>> BEGIN Materials provided
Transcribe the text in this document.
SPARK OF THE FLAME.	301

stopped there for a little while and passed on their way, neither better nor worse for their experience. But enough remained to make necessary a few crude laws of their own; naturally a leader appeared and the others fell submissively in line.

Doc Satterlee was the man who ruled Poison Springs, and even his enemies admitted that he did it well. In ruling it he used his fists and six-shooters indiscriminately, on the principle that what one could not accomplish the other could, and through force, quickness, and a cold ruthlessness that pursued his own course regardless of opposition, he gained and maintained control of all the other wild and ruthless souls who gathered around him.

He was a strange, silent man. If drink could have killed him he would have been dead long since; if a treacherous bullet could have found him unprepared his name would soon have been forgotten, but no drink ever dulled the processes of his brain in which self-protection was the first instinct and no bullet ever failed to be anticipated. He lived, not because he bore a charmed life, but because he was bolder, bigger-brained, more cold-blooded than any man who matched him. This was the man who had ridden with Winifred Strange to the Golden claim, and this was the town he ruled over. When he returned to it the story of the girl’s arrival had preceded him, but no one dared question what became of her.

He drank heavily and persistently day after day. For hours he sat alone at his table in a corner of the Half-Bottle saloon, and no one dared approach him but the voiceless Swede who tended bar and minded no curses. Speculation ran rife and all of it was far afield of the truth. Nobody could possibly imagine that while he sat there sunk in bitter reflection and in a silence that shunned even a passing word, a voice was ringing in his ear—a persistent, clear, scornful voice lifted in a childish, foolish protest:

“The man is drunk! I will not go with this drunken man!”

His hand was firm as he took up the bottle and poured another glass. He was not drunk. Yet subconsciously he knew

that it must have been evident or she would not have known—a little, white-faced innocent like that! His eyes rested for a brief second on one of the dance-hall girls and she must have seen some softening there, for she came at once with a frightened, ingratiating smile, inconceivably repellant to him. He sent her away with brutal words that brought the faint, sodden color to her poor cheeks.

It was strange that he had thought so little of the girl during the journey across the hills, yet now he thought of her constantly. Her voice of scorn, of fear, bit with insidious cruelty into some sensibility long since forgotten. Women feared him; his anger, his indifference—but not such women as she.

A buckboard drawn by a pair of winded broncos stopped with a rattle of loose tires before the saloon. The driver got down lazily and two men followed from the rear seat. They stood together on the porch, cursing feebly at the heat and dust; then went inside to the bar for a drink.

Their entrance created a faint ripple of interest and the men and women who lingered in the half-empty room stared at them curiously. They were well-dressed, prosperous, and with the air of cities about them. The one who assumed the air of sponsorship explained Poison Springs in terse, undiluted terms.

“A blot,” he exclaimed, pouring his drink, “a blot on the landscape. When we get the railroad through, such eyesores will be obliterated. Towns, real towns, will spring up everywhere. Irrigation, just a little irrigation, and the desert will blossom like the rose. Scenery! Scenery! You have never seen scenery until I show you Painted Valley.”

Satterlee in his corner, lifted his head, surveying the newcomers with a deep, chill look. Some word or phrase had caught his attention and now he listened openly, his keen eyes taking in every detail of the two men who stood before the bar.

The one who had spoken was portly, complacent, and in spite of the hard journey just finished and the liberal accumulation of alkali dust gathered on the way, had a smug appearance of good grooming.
>> END Materials provided
■ **What needs to be done**: How many lines of the data contain the word "drunk"? Answer with the number alone.

■ **Answer in full**: 2